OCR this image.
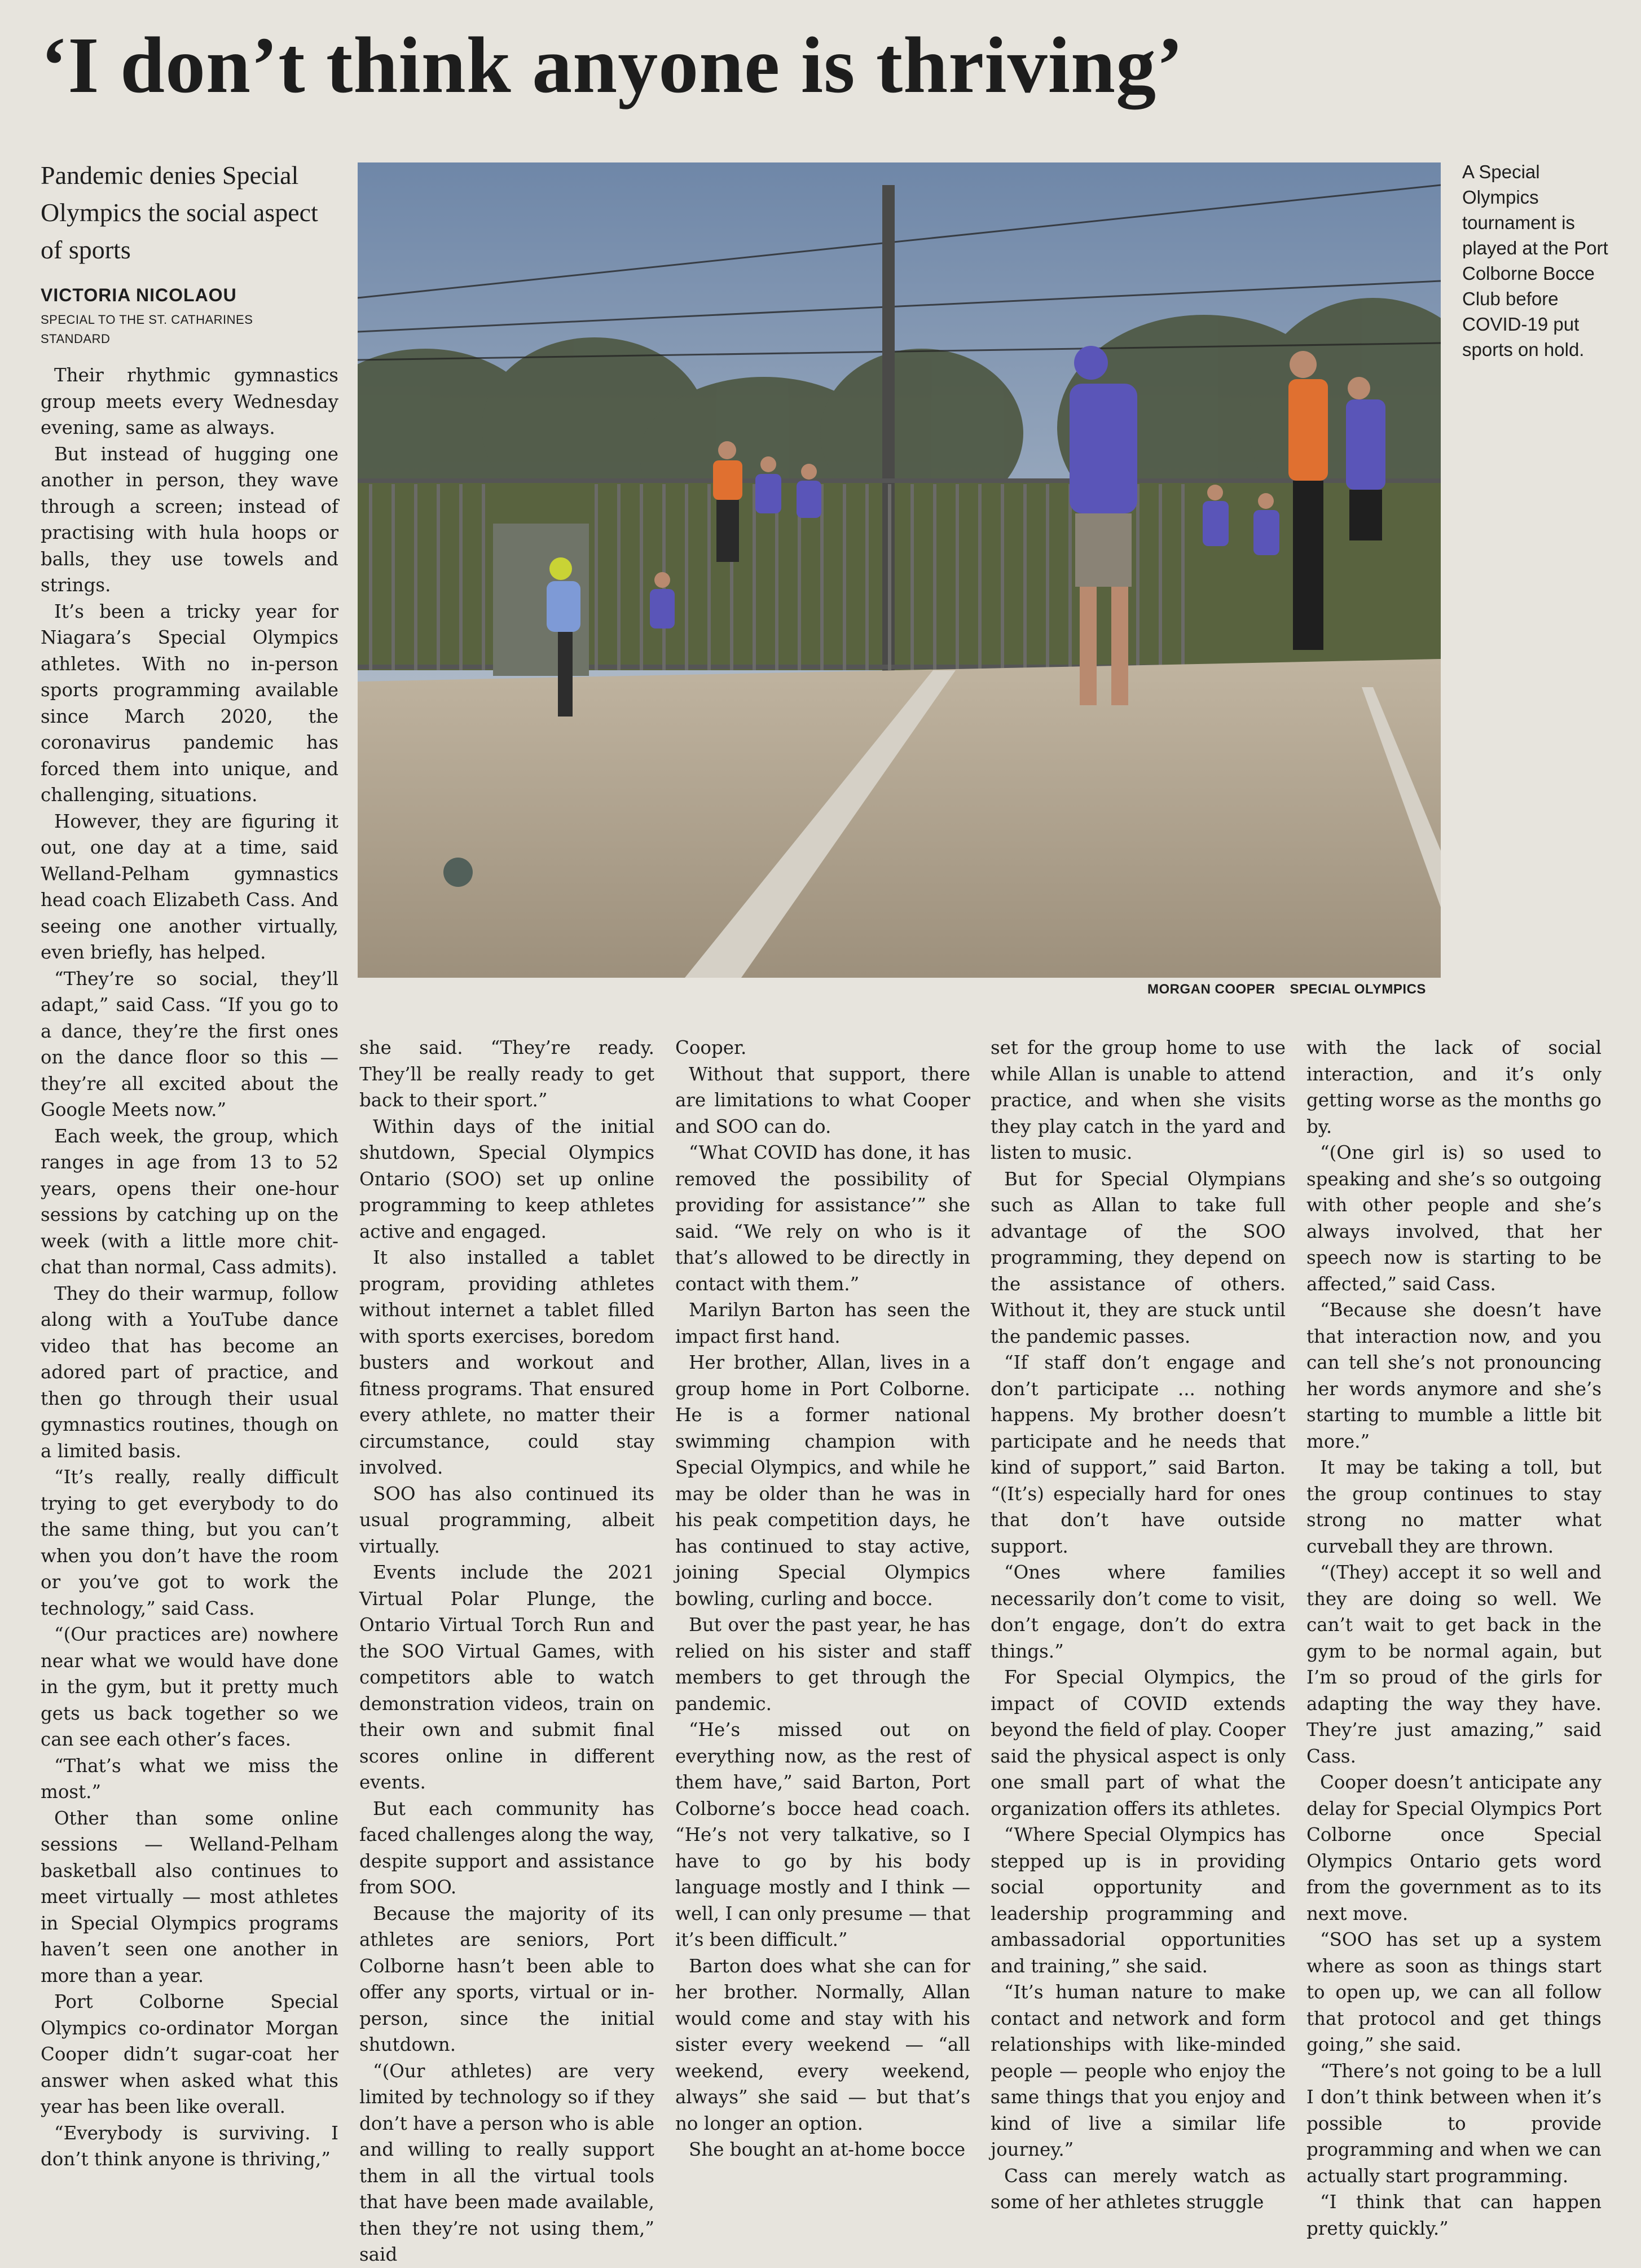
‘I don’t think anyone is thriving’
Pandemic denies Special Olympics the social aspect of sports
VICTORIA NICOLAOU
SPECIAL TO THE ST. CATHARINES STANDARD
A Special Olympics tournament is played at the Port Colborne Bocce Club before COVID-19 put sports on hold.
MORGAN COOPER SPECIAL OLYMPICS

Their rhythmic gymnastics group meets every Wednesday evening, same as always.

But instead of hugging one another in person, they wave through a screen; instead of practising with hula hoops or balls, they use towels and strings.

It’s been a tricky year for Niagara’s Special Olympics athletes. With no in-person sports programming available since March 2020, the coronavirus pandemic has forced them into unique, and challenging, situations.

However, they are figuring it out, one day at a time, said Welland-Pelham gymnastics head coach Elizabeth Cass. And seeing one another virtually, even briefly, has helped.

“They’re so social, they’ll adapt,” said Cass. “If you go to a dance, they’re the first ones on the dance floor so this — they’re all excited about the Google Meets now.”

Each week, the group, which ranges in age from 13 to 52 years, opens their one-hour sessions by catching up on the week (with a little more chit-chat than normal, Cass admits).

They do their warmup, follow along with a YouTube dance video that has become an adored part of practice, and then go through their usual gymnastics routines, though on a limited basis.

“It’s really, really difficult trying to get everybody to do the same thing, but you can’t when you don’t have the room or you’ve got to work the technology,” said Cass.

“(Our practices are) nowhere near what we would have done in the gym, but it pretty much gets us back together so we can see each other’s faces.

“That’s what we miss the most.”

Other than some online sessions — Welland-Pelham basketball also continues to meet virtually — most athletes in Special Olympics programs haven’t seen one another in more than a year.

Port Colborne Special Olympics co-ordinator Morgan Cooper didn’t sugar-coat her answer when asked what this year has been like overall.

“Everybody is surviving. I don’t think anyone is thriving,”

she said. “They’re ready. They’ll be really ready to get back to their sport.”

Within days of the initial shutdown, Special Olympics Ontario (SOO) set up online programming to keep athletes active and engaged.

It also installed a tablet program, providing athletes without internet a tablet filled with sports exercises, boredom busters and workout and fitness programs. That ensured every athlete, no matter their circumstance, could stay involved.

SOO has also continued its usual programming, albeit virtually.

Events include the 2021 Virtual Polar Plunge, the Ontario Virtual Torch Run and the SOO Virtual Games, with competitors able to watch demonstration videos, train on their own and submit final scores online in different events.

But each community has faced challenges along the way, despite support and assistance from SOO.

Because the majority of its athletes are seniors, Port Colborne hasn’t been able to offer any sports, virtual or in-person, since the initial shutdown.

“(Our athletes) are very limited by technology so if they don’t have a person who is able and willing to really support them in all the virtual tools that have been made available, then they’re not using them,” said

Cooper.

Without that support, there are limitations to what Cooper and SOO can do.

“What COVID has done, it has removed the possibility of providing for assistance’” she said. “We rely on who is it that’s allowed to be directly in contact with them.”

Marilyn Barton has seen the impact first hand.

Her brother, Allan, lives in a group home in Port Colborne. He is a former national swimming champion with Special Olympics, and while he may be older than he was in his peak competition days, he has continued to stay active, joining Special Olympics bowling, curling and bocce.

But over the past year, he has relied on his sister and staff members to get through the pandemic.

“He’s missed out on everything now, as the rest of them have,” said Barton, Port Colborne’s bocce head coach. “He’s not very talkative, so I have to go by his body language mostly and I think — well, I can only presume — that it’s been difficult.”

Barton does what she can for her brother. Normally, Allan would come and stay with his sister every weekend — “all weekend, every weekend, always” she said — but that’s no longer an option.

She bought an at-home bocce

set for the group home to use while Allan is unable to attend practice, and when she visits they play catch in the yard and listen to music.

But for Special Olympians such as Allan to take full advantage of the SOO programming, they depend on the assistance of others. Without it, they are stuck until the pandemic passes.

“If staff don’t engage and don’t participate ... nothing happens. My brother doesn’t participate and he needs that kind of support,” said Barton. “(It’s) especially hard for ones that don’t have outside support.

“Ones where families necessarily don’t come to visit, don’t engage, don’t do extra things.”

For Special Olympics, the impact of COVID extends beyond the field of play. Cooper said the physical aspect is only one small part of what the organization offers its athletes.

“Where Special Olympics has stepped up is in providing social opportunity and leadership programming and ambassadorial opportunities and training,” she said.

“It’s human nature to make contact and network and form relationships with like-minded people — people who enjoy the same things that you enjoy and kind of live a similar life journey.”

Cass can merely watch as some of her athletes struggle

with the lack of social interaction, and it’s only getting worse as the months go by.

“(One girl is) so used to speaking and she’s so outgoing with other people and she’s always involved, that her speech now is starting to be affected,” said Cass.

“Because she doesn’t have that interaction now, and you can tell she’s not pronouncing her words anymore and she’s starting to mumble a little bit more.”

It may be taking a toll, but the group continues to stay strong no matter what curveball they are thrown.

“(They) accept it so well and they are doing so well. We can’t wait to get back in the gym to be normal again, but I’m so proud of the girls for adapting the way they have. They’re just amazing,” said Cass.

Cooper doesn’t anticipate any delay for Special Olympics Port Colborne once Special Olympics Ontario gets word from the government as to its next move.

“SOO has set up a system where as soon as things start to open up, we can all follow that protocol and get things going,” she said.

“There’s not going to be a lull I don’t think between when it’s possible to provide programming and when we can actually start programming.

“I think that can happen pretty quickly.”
--
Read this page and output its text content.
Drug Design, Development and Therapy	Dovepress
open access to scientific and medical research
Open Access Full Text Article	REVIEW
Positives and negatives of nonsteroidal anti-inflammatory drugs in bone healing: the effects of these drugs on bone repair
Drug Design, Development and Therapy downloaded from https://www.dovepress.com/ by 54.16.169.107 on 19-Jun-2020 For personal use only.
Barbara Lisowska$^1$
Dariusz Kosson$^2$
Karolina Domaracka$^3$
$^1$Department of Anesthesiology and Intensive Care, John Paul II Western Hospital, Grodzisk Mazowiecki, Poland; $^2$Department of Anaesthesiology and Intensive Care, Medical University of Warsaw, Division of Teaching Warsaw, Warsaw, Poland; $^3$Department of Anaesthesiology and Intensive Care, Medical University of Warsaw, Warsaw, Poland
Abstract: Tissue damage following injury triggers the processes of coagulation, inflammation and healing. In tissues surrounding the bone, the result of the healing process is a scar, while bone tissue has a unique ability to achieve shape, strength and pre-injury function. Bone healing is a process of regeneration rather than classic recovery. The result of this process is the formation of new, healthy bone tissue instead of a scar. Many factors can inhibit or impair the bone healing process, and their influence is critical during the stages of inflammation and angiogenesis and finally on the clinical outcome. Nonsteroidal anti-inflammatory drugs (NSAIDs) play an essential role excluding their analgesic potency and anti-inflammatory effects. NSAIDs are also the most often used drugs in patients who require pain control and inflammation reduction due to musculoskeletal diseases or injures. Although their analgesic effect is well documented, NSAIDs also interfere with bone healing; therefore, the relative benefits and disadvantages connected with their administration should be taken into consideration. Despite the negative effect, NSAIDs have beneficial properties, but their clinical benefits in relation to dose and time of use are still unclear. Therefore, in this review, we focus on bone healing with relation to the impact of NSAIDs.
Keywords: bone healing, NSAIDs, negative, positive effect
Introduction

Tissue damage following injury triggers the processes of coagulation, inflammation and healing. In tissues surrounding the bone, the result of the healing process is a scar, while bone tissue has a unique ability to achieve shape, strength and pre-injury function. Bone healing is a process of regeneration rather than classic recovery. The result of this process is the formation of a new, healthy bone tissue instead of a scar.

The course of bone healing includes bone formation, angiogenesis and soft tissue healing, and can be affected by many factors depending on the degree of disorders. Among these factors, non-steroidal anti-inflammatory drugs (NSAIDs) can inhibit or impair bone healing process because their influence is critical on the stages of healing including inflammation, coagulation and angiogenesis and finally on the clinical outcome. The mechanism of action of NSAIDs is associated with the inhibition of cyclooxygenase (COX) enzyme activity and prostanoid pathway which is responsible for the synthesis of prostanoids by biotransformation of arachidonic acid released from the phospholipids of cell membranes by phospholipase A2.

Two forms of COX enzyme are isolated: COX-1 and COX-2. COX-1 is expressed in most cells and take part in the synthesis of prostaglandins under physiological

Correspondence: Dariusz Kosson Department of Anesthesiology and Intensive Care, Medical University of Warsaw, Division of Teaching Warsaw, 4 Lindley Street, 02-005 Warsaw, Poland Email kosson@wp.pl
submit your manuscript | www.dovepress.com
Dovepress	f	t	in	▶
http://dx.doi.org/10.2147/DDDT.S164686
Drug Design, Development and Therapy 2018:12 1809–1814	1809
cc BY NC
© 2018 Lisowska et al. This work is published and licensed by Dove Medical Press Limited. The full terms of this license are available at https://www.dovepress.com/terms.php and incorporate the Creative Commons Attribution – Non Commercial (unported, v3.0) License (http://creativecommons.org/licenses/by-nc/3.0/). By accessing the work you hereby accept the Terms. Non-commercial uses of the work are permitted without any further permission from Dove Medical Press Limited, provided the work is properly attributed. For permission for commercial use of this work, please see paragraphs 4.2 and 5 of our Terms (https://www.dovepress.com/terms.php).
--
**Work request:**
Tally the lines above that include "Development"; give only the tally.

**Answer to this task:**
3